Dataset records:
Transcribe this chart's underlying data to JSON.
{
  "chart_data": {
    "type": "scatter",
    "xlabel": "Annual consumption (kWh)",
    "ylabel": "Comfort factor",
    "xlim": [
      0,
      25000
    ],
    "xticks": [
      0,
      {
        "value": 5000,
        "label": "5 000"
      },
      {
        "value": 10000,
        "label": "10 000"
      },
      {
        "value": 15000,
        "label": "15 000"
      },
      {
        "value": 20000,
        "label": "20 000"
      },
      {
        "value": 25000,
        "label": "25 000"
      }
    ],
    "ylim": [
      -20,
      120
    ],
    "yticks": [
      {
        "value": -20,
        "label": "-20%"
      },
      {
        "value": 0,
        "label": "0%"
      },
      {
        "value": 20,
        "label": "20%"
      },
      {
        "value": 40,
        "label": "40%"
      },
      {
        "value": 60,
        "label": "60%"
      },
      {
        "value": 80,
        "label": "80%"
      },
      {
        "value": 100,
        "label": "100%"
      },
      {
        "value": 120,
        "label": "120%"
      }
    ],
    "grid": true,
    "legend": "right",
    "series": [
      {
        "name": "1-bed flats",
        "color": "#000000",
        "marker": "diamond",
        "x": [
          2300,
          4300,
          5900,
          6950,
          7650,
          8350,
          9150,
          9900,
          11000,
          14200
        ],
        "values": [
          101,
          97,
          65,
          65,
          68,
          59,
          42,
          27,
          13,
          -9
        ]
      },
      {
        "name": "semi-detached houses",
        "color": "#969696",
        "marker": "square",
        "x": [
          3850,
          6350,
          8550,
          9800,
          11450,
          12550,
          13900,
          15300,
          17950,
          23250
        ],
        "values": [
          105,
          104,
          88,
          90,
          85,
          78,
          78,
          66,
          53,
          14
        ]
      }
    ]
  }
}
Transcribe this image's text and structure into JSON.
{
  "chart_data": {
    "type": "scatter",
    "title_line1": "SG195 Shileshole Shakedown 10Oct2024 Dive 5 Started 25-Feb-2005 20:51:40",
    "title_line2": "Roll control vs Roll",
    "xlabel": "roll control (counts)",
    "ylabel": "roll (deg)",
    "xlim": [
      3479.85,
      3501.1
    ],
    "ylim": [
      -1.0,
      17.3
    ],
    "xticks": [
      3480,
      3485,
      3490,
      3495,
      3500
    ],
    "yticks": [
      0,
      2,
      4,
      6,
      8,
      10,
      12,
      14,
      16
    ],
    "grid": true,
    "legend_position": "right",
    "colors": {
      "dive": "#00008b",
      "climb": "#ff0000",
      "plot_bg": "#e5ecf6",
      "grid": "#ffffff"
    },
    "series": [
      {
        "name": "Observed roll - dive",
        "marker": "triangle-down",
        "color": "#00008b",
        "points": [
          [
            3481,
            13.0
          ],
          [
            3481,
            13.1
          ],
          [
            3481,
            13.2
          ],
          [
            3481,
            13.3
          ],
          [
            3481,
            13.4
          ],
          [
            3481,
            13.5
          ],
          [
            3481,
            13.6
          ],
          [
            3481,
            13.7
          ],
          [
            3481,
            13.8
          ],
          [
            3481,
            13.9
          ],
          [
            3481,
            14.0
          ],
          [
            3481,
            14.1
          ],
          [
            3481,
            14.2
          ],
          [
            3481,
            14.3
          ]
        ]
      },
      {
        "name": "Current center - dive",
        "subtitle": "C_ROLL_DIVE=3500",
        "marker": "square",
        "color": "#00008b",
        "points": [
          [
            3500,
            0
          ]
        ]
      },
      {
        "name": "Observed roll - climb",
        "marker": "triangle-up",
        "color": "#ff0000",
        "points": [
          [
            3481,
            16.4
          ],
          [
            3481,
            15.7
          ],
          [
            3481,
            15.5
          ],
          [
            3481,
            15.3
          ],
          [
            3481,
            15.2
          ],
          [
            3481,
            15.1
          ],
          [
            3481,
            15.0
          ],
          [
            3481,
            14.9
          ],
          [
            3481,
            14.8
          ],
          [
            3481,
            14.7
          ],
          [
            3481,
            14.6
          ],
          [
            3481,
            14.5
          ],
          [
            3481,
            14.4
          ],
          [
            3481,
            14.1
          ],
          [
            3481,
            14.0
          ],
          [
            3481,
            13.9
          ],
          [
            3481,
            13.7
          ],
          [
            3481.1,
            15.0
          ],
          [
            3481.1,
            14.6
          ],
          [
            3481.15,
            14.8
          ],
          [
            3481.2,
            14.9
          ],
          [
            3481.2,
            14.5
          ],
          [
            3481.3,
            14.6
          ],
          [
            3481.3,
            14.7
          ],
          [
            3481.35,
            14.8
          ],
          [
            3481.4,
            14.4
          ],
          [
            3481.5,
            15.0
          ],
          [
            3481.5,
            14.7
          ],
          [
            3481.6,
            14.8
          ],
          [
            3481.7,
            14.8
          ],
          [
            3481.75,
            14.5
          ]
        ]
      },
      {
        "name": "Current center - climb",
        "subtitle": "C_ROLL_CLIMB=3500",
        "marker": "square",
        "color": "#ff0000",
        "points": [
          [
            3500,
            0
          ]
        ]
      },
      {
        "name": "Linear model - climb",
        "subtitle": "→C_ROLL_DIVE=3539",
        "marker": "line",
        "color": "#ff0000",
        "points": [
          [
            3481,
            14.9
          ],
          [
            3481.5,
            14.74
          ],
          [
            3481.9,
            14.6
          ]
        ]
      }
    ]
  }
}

### Your objective
Return each full line of the entries that contains the word "ylabel".

### Answer
    "ylabel": "Comfort factor",
    "ylabel": "roll (deg)",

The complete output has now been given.